Material for this exercise:

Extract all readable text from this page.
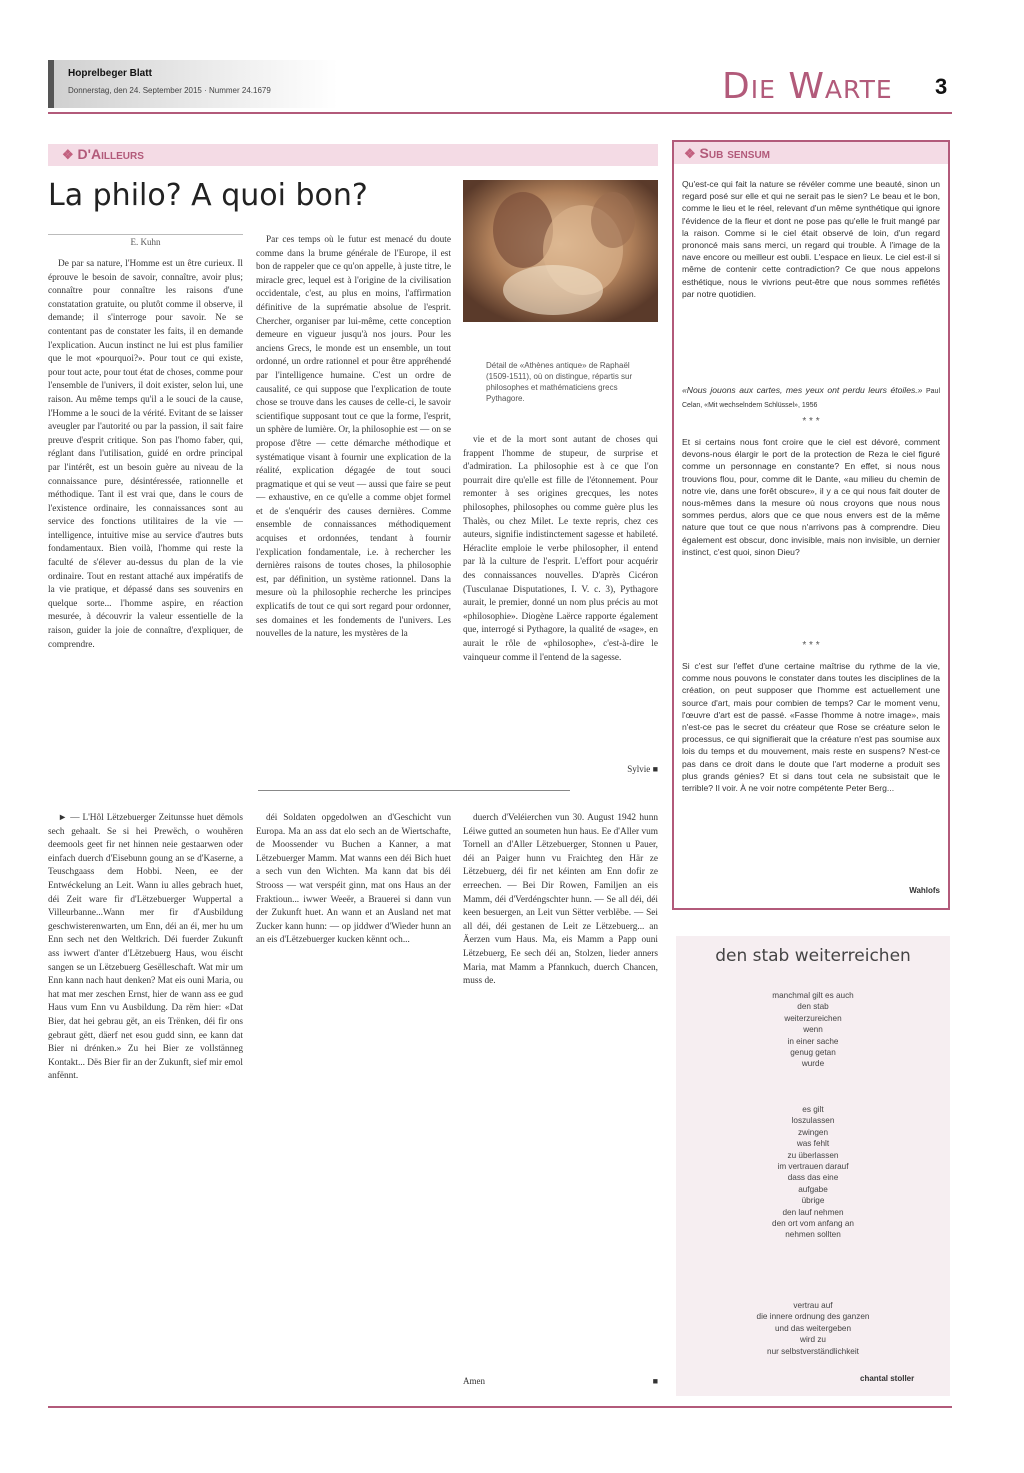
Hoprelbeger Blatt
Donnerstag, den 24. September 2015 · Nummer 24.1679	Die Warte 3
❖ D'Ailleurs
La philo? A quoi bon?
E. Kuhn

De par sa nature, l'Homme est un être curieux. Il éprouve le besoin de savoir, connaître, avoir plus; connaître pour connaître les raisons d'une constatation gratuite, ou plutôt comme il observe, il demande; il s'interroge pour savoir. Ne se contentant pas de constater les faits, il en demande l'explication. Aucun instinct ne lui est plus familier que le mot «pourquoi?». Pour tout ce qui existe, pour tout acte, pour tout état de choses, comme pour l'ensemble de l'univers, il doit exister, selon lui, une raison. Au même temps qu'il a le souci de la cause, l'Homme a le souci de la vérité. Evitant de se laisser aveugler par l'autorité ou par la passion, il sait faire preuve d'esprit critique. Son pas l'homo faber, qui, réglant dans l'utilisation, guidé en ordre principal par l'intérêt, est un besoin guère au niveau de la connaissance pure, désintéressée, rationnelle et méthodique. Tant il est vrai que, dans le cours de l'existence ordinaire, les connaissances sont au service des fonctions utilitaires de la vie — intelligence, intuitive mise au service d'autres buts fondamentaux. Bien voilà, l'homme qui reste la faculté de s'élever au-dessus du plan de la vie ordinaire. Tout en restant attaché aux impératifs de la vie pratique, et dépassé dans ses souvenirs en quelque sorte... l'homme aspire, en réaction mesurée, à découvrir la valeur essentielle de la raison, guider la joie de connaître, d'expliquer, de comprendre.

Par ces temps où le futur est menacé du doute comme dans la brume générale de l'Europe, il est bon de rappeler que ce qu'on appelle, à juste titre, le miracle grec, lequel est à l'origine de la civilisation occidentale, c'est, au plus en moins, l'affirmation définitive de la suprématie absolue de l'esprit. Chercher, organiser par lui-même, cette conception demeure en vigueur jusqu'à nos jours. Pour les anciens Grecs, le monde est un ensemble, un tout ordonné, un ordre rationnel et pour être appréhendé par l'intelligence humaine. C'est un ordre de causalité, ce qui suppose que l'explication de toute chose se trouve dans les causes de celle-ci, le savoir scientifique supposant tout ce que la forme, l'esprit, un sphère de lumière. Or, la philosophie est — on se propose d'être — cette démarche méthodique et systématique visant à fournir une explication de la réalité, explication dégagée de tout souci pragmatique et qui se veut — aussi que faire se peut — exhaustive, en ce qu'elle a comme objet formel et de s'enquérir des causes dernières. Comme ensemble de connaissances méthodiquement acquises et ordonnées, tendant à fournir l'explication fondamentale, i.e. à rechercher les dernières raisons de toutes choses, la philosophie est, par définition, un système rationnel. Dans la mesure où la philosophie recherche les principes explicatifs de tout ce qui sort regard pour ordonner, ses domaines et les fondements de l'univers. Les nouvelles de la nature, les mystères de la

Détail de «Athènes antique» de Raphaël (1509-1511), où on distingue, répartis sur philosophes et mathématiciens grecs Pythagore.

vie et de la mort sont autant de choses qui frappent l'homme de stupeur, de surprise et d'admiration. La philosophie est à ce que l'on pourrait dire qu'elle est fille de l'étonnement. Pour remonter à ses origines grecques, les notes philosophes, philosophes ou comme guère plus les Thalès, ou chez Milet. Le texte repris, chez ces auteurs, signifie indistinctement sagesse et habileté. Héraclite emploie le verbe philosopher, il entend par là la culture de l'esprit. L'effort pour acquérir des connaissances nouvelles. D'après Cicéron (Tusculanae Disputationes, I. V. c. 3), Pythagore aurait, le premier, donné un nom plus précis au mot «philosophie». Diogène Laërce rapporte également que, interrogé si Pythagore, la qualité de «sage», en aurait le rôle de «philosophe», c'est-à-dire le vainqueur comme il l'entend de la sagesse.

Sylvie ■

► — L'Hôl Lëtzebuerger Zeitunsse huet dëmols sech gehaalt. Se si hei Prewëch, o wouhëren deemools geet fir net hinnen neie gestaarwen oder einfach duerch d'Eisebunn goung an se d'Kaserne, a Teuschgaass dem Hobbi. Neen, ee der Entwéckelung an Leit. Wann iu alles gebrach huet, déi Zeit ware fir d'Lëtzebuerger Wuppertal a Villeurbanne...Wann mer fir d'Ausbildung geschwisterenwarten, um Enn, déi an éi, mer hu um Enn sech net den Weltkrich. Déi fuerder Zukunft ass iwwert d'anter d'Lëtzebuerg Haus, wou éischt sangen se un Lëtzebuerg Gesëlleschaft. Wat mir um Enn kann nach haut denken? Mat eis ouni Maria, ou hat mat mer zeschen Ernst, hier de wann ass ee gud Haus vum Enn vu Ausbildung. Da rëm hier: «Dat Bier, dat hei gebrau gët, an eis Trënken, déi fir ons gebraut gëtt, däerf net esou gudd sinn, ee kann dat Bier ni drénken.» Zu hei Bier ze vollstänneg Kontakt... Dës Bier fir an der Zukunft, sief mir emol anfënnt.

déi Soldaten opgedolwen an d'Geschicht vun Europa. Ma an ass dat elo sech an de Wiertschafte, de Moossender vu Buchen a Kanner, a mat Lëtzebuerger Mamm. Mat wanns een déi Bich huet a sech vun den Wichten. Ma kann dat bis déi Strooss — wat verspéit ginn, mat ons Haus an der Fraktioun... iwwer Weeër, a Brauerei si dann vun der Zukunft huet. An wann et an Ausland net mat Zucker kann hunn: — op jiddwer d'Wieder hunn an an eis d'Lëtzebuerger kucken kënnt och...

duerch d'Veléierchen vun 30. August 1942 hunn Léiwe gutted an soumeten hun haus. Ee d'Aller vum Tornell an d'Aller Lëtzebuerger, Stonnen u Pauer, déi an Paiger hunn vu Fraichteg den Här ze Lëtzebuerg, déi fir net kéinten am Enn dofir ze erreechen. — Bei Dir Rowen, Familjen an eis Mamm, déi d'Verdéngschter hunn. — Se all déi, déi keen besuergen, an Leit vun Sëtter verblëbe. — Sei all déi, déi gestanen de Leit ze Lëtzebuerg... an Äerzen vum Haus. Ma, eis Mamm a Papp ouni Lëtzebuerg, Ee sech déi an, Stolzen, lieder anners Maria, mat Mamm a Pfannkuch, duerch Chancen, muss de.

Amen	■
❖ Sub sensum
Qu'est-ce qui fait la nature se révéler comme une beauté, sinon un regard posé sur elle et qui ne serait pas le sien? Le beau et le bon, comme le lieu et le réel, relevant d'un même synthétique qui ignore l'évidence de la fleur et dont ne pose pas qu'elle le fruit mangé par la raison. Comme si le ciel était observé de loin, d'un regard prononcé mais sans merci, un regard qui trouble. À l'image de la nave encore ou meilleur est oubli. L'espace en lieux. Le ciel est-il si même de contenir cette contradiction? Ce que nous appelons esthétique, nous le vivrions peut-être que nous sommes reflétés par notre quotidien.
«Nous jouons aux cartes, mes yeux ont perdu leurs étoiles.» Paul Celan, «Mit wechselndem Schlüssel», 1956
* * *
Et si certains nous font croire que le ciel est dévoré, comment devons-nous élargir le port de la protection de Reza le ciel figuré comme un personnage en constante? En effet, si nous nous trouvions flou, pour, comme dit le Dante, «au milieu du chemin de notre vie, dans une forêt obscure», il y a ce qui nous fait douter de nous-mêmes dans la mesure où nous croyons que nous nous sommes perdus, alors que ce que nous envers est de la même nature que tout ce que nous n'arrivons pas à comprendre. Dieu également est obscur, donc invisible, mais non invisible, un dernier instinct, c'est quoi, sinon Dieu?
* * *
Si c'est sur l'effet d'une certaine maîtrise du rythme de la vie, comme nous pouvons le constater dans toutes les disciplines de la création, on peut supposer que l'homme est actuellement une source d'art, mais pour combien de temps? Car le moment venu, l'œuvre d'art est de passé. «Fasse l'homme à notre image», mais n'est-ce pas le secret du créateur que Rose se créature selon le processus, ce qui signifierait que la créature n'est pas soumise aux lois du temps et du mouvement, mais reste en suspens? N'est-ce pas dans ce droit dans le doute que l'art moderne a produit ses plus grands génies? Et si dans tout cela ne subsistait que le terrible? Il voir. À ne voir notre compétente Peter Berg...
Wahlofs
den stab weiterreichen
manchmal gilt es auch
den stab
weiterzureichen
wenn
in einer sache
genug getan
wurde
es gilt
loszulassen
zwingen
was fehlt
zu überlassen
im vertrauen darauf
dass das eine
aufgabe
übrige
den lauf nehmen
den ort vom anfang an
nehmen sollten
vertrau auf
die innere ordnung des ganzen
und das weitergeben
wird zu
nur selbstverständlichkeit
chantal stoller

Task requirements:
Search the data for the word "Mamm" and copy each line where it appears.

Exercise result:
déi Soldaten opgedolwen an d'Geschicht vun Europa. Ma an ass dat elo sech an de Wiertschafte, de Moossender vu Buchen a Kanner, a mat Lëtzebuerger Mamm. Mat wanns een déi Bich huet a sech vun den Wichten. Ma kann dat bis déi Strooss — wat verspéit ginn, mat ons Haus an der Fraktioun... iwwer Weeër, a Brauerei si dann vun der Zukunft huet. An wann et an Ausland net mat Zucker kann hunn: — op jiddwer d'Wieder hunn an an eis d'Lëtzebuerger kucken kënnt och...
duerch d'Veléierchen vun 30. August 1942 hunn Léiwe gutted an soumeten hun haus. Ee d'Aller vum Tornell an d'Aller Lëtzebuerger, Stonnen u Pauer, déi an Paiger hunn vu Fraichteg den Här ze Lëtzebuerg, déi fir net kéinten am Enn dofir ze erreechen. — Bei Dir Rowen, Familjen an eis Mamm, déi d'Verdéngschter hunn. — Se all déi, déi keen besuergen, an Leit vun Sëtter verblëbe. — Sei all déi, déi gestanen de Leit ze Lëtzebuerg... an Äerzen vum Haus. Ma, eis Mamm a Papp ouni Lëtzebuerg, Ee sech déi an, Stolzen, lieder anners Maria, mat Mamm a Pfannkuch, duerch Chancen, muss de.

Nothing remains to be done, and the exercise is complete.